WRITTEN TASK:
From the entries that follow, extract each line holding the string "seleção".
+++ DATA FOR PROCESSING
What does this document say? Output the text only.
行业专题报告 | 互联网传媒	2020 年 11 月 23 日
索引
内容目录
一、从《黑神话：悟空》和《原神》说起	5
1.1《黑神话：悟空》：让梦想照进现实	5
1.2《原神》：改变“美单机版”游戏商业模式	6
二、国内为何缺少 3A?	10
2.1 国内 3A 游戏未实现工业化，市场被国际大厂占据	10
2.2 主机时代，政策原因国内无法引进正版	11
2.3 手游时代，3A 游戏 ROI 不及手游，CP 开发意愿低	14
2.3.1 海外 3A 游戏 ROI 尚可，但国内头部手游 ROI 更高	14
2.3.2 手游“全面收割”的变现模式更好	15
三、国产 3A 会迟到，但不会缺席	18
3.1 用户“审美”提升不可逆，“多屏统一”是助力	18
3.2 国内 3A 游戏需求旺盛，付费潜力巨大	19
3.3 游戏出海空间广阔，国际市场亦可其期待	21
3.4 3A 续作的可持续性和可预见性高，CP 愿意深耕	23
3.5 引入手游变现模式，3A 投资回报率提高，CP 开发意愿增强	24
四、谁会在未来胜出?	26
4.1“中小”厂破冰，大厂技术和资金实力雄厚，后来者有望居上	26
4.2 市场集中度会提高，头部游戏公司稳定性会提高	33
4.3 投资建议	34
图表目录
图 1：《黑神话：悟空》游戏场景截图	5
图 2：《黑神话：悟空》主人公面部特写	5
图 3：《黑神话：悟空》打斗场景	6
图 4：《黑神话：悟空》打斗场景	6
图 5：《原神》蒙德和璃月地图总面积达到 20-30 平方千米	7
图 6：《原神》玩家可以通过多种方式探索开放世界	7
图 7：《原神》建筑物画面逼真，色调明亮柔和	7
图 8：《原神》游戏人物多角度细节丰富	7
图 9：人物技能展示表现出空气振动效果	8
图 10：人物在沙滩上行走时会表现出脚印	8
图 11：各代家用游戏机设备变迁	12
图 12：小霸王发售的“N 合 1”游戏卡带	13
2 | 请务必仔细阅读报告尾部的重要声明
++++++
+++ DATA FOR PROCESSING
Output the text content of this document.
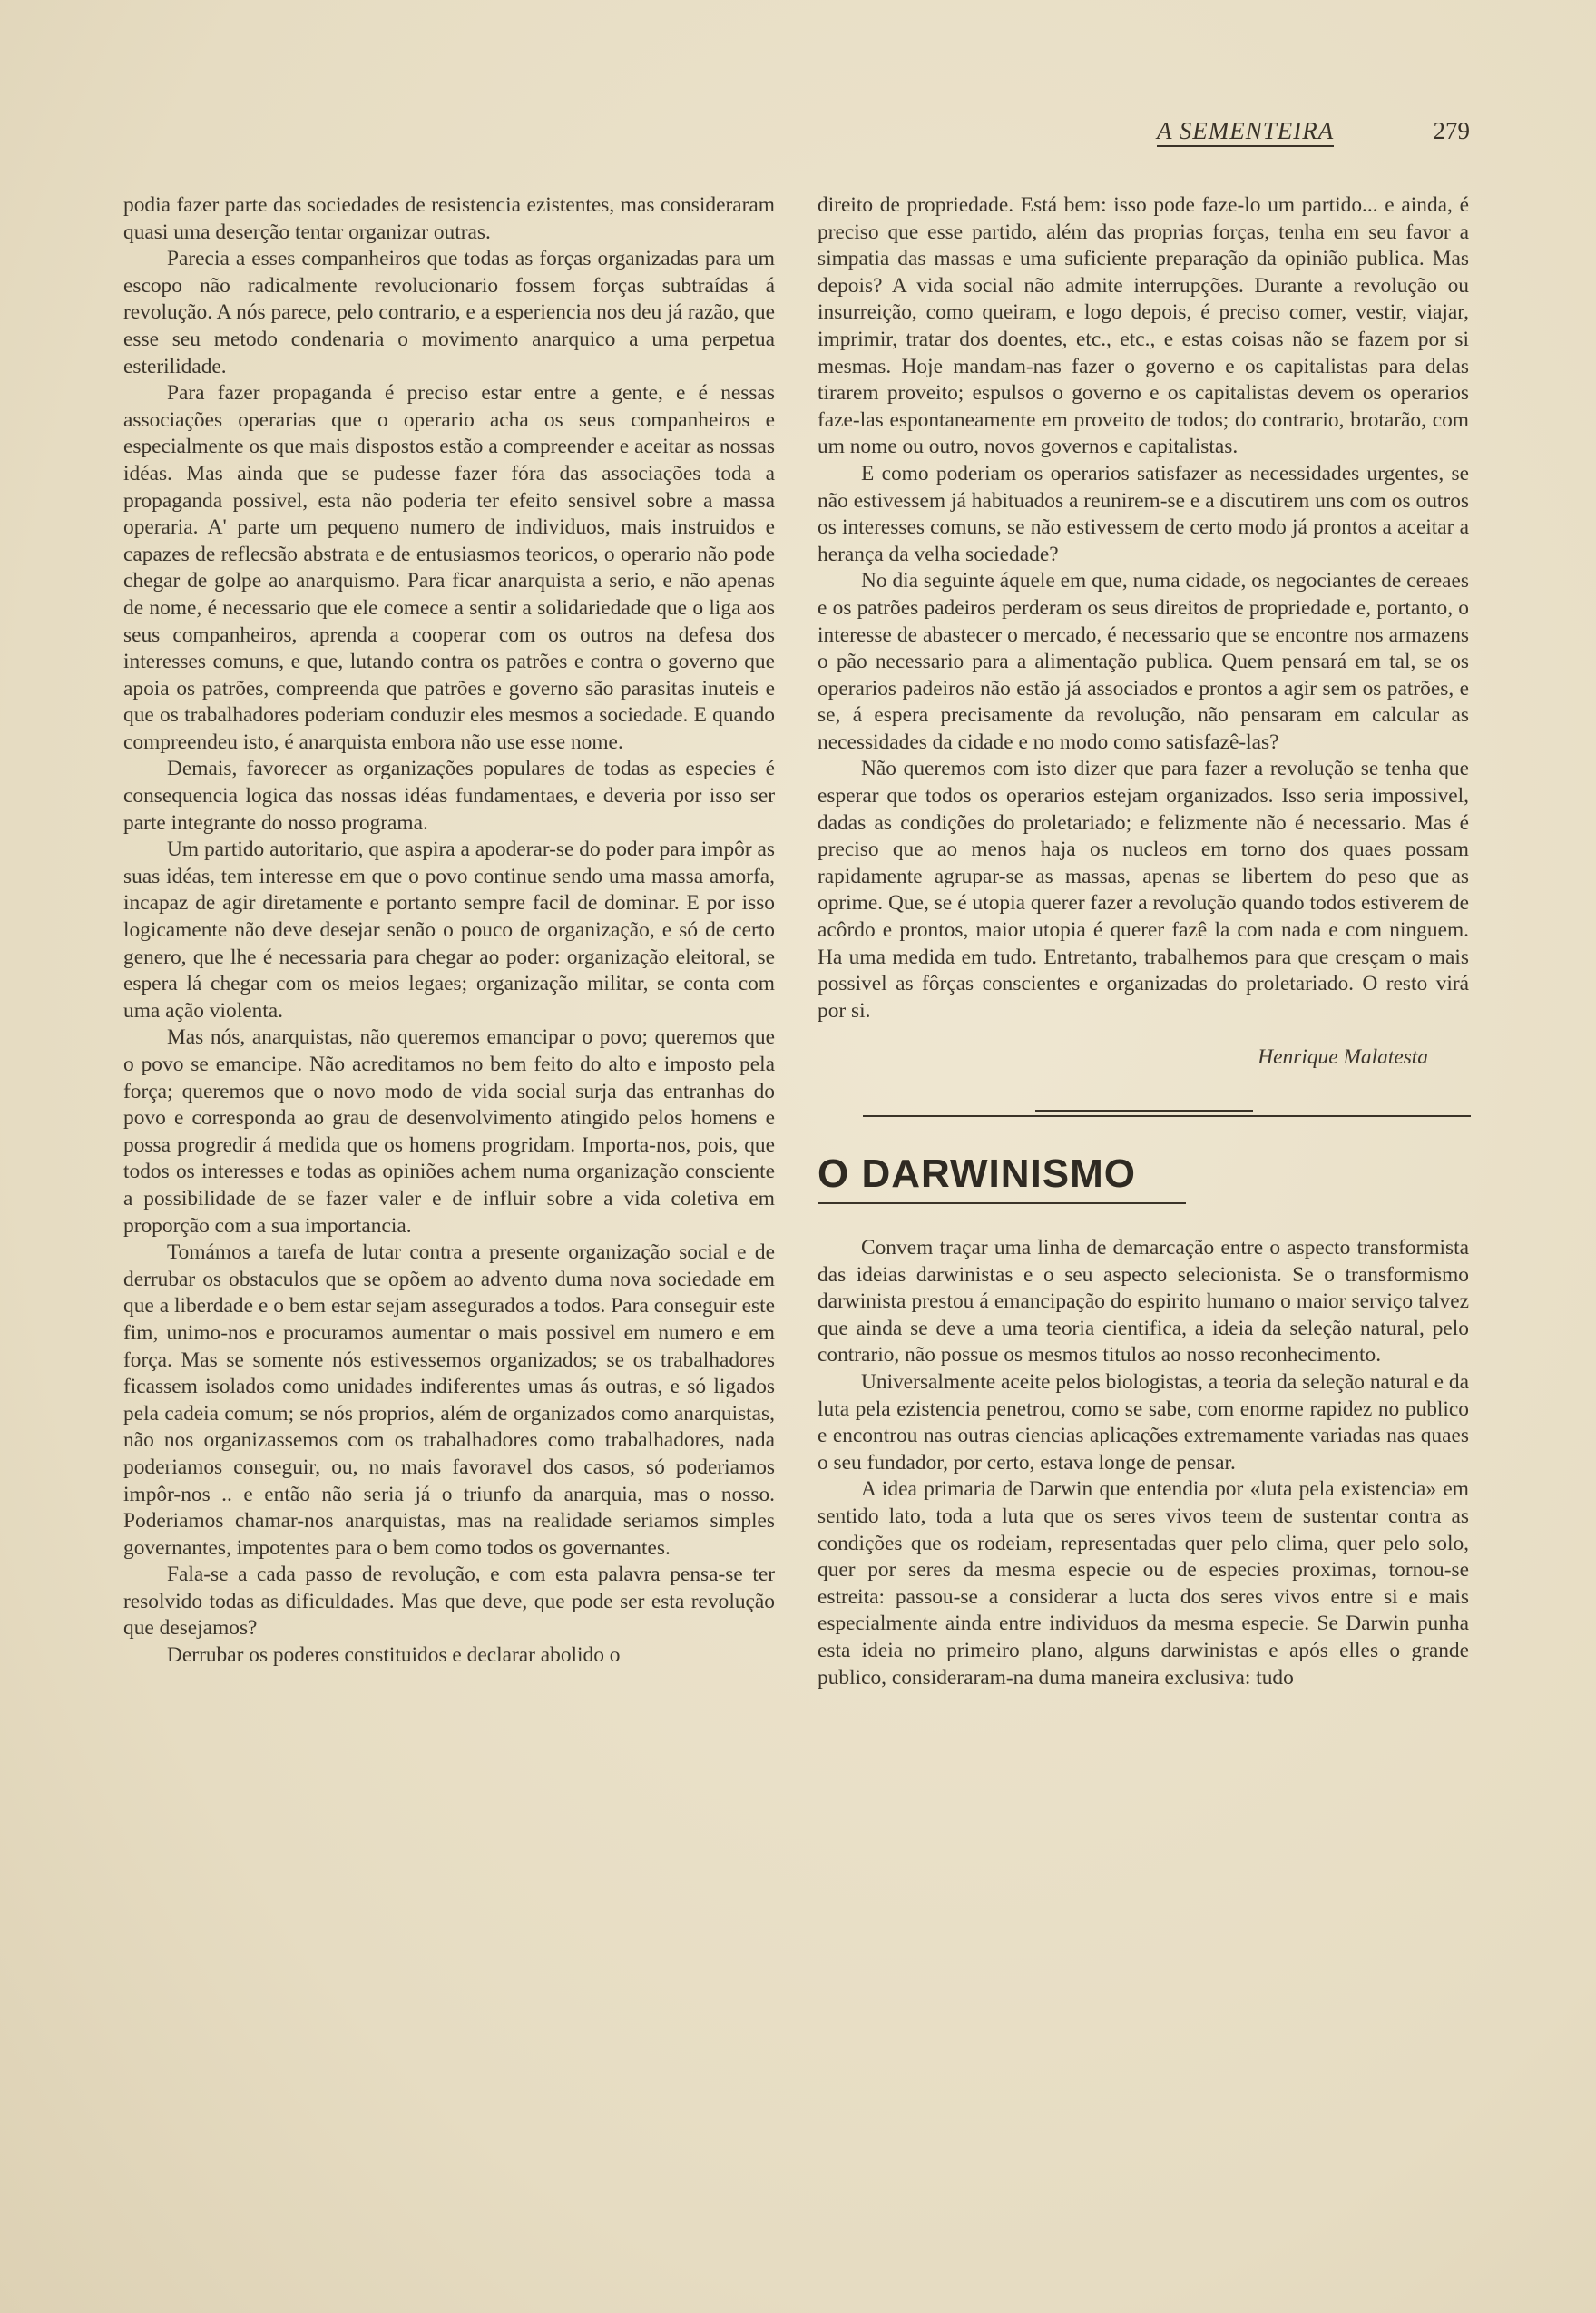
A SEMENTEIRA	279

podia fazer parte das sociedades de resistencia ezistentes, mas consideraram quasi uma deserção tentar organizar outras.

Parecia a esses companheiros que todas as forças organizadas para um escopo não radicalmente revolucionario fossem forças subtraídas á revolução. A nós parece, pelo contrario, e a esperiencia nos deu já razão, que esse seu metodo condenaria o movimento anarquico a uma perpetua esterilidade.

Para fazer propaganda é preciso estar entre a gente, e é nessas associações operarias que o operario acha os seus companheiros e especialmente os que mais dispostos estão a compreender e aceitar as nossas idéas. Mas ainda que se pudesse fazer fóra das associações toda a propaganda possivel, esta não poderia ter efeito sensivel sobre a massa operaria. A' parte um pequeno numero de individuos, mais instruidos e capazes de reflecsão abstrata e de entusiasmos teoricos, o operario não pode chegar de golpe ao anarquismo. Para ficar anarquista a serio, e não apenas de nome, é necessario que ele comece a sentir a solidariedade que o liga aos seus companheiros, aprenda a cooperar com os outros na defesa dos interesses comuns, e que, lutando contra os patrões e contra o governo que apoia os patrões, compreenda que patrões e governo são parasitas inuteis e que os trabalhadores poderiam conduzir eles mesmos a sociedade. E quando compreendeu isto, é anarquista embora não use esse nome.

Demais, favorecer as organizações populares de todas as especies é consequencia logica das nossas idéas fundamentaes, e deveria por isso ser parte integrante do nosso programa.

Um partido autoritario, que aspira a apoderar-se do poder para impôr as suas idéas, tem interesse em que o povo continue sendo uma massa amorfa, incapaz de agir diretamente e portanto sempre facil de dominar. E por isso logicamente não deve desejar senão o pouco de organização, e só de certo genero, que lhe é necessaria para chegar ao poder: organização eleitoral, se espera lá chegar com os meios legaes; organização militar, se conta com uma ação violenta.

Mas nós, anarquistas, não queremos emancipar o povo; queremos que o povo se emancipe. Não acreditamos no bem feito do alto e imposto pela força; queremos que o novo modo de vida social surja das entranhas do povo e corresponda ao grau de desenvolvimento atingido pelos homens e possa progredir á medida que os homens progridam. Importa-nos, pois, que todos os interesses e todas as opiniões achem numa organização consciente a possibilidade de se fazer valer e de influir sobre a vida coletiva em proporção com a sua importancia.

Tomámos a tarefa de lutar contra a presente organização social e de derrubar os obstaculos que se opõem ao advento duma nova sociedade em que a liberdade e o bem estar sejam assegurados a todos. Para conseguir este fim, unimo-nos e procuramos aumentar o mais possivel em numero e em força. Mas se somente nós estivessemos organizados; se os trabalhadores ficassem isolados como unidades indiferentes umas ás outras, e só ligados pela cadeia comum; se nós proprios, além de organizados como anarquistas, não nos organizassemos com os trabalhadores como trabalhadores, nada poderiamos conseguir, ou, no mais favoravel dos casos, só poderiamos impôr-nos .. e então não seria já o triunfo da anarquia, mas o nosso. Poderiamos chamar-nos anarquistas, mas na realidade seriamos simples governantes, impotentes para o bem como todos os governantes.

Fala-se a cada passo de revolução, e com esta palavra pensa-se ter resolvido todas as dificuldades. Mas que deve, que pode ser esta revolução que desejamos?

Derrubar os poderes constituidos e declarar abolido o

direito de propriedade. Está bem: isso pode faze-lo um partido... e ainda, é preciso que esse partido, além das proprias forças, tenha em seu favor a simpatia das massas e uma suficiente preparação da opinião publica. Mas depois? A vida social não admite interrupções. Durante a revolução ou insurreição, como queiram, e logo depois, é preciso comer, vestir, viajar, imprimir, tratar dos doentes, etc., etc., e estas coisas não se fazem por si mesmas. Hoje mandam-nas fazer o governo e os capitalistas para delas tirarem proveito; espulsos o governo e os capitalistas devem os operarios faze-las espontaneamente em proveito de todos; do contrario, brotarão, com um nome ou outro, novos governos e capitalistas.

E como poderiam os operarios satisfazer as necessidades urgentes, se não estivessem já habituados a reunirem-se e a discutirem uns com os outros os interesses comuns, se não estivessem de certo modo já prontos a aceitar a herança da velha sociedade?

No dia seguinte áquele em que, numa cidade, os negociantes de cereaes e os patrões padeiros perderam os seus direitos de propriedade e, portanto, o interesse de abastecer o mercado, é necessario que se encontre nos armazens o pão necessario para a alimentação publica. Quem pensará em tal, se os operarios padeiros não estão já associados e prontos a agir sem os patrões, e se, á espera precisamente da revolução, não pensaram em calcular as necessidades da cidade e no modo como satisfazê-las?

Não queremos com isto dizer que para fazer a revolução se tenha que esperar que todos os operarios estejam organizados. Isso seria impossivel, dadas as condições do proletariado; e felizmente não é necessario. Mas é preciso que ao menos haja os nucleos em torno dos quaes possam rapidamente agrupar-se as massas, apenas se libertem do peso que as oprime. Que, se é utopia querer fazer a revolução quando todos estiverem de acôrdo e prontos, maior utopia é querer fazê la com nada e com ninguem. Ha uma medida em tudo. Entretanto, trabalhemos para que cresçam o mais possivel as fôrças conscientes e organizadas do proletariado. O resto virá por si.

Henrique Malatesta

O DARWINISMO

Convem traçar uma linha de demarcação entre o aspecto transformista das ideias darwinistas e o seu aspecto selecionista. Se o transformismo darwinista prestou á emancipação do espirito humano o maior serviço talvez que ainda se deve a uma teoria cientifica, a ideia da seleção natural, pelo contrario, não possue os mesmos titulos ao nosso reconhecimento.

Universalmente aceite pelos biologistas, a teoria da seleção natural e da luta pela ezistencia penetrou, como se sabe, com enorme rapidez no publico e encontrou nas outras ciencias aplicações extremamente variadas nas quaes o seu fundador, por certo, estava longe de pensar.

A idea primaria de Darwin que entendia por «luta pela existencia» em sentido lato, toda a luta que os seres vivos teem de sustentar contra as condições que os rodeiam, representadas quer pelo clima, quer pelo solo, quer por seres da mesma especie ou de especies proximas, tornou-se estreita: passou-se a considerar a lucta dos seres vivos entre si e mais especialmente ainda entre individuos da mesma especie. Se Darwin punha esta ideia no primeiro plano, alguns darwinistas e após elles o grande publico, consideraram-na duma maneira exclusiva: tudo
++++++
ANSWER TO THIS EXERCISE:
Convem traçar uma linha de demarcação entre o aspecto transformista das ideias darwinistas e o seu aspecto selecionista. Se o transformismo darwinista prestou á emancipação do espirito humano o maior serviço talvez que ainda se deve a uma teoria cientifica, a ideia da seleção natural, pelo contrario, não possue os mesmos titulos ao nosso reconhecimento.
Universalmente aceite pelos biologistas, a teoria da seleção natural e da luta pela ezistencia penetrou, como se sabe, com enorme rapidez no publico e encontrou nas outras ciencias aplicações extremamente variadas nas quaes o seu fundador, por certo, estava longe de pensar.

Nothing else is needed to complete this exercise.